● DIRECTIONS:
State how many lines hold the word "veterinarian", with no other words.

Stored items:
_ _ _ _

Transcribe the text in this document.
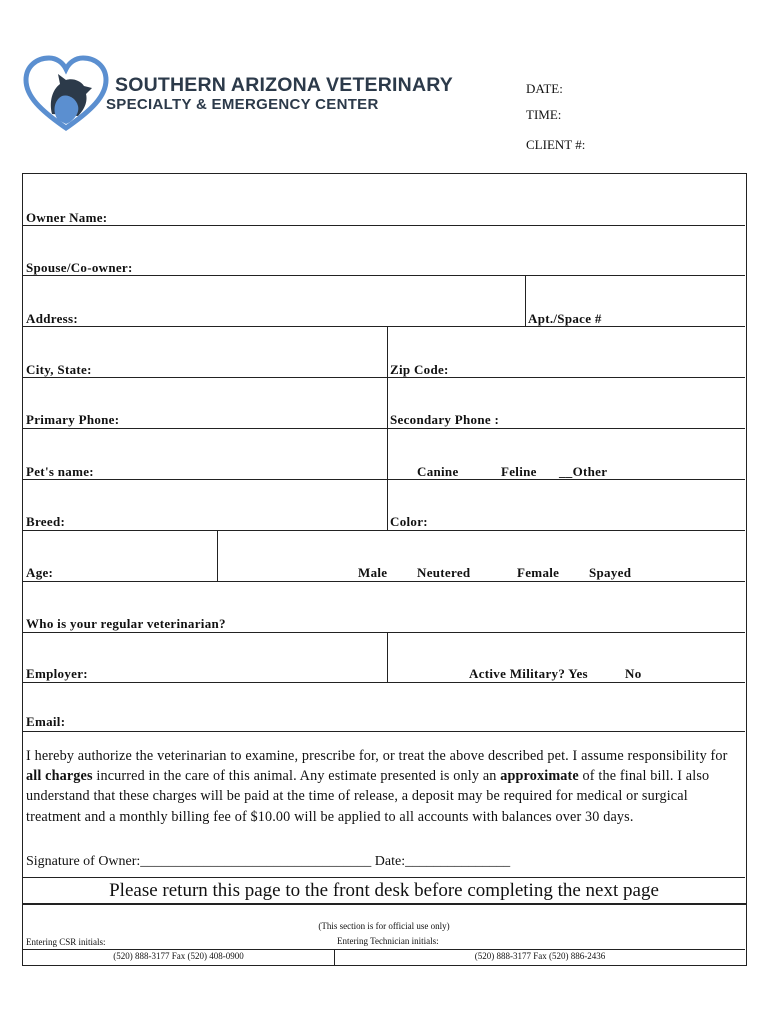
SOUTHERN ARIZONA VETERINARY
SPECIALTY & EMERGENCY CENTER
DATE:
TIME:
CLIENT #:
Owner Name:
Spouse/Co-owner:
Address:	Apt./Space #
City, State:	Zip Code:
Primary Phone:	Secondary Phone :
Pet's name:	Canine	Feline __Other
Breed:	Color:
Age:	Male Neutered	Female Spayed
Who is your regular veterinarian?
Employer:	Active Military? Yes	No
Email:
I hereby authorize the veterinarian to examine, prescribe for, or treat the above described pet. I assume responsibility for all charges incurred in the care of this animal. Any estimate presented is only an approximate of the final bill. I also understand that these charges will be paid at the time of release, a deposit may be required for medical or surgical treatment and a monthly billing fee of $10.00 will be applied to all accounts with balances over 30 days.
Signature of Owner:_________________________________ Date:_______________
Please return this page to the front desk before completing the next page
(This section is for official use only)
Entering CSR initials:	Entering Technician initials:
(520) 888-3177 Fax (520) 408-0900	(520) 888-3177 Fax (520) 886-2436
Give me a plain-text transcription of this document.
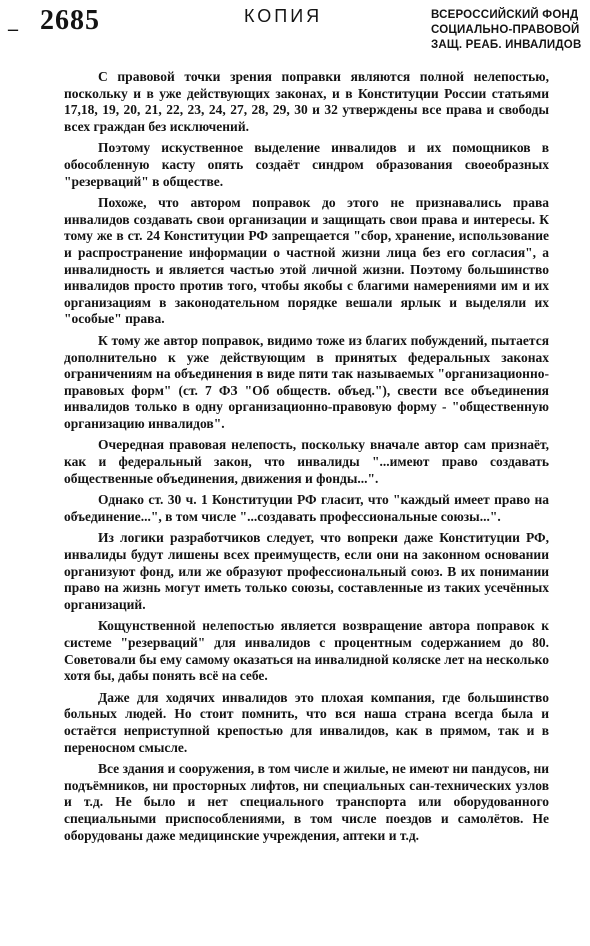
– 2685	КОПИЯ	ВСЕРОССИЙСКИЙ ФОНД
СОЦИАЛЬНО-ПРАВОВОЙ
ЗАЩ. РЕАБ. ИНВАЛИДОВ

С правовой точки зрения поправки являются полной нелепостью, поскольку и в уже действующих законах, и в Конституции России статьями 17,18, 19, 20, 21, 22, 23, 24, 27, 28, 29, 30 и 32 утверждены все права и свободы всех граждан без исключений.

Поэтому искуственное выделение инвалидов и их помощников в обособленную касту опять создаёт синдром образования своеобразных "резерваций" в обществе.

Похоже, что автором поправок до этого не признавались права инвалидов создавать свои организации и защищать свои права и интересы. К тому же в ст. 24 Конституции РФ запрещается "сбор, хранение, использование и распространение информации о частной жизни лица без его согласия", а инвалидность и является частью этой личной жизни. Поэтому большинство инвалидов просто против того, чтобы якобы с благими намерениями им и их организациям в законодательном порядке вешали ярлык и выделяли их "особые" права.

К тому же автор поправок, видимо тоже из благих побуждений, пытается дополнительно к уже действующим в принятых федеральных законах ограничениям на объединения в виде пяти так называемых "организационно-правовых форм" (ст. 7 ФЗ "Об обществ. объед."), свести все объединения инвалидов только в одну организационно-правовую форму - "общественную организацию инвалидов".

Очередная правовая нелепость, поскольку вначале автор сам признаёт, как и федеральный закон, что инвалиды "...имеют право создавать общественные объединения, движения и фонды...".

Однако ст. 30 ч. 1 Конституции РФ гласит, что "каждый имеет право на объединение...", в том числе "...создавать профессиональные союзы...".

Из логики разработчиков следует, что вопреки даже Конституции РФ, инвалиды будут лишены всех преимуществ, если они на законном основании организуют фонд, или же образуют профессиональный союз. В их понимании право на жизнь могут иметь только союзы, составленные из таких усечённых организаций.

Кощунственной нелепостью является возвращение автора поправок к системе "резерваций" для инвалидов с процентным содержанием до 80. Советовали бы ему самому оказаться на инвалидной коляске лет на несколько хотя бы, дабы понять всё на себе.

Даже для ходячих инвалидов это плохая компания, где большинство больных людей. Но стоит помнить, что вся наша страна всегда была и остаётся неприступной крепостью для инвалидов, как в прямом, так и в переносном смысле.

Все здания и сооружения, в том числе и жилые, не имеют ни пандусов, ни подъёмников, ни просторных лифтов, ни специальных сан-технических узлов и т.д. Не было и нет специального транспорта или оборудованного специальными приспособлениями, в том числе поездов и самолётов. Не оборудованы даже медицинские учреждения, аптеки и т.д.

_ _ _ _

● ANSWER TO THIS EXERCISE:
2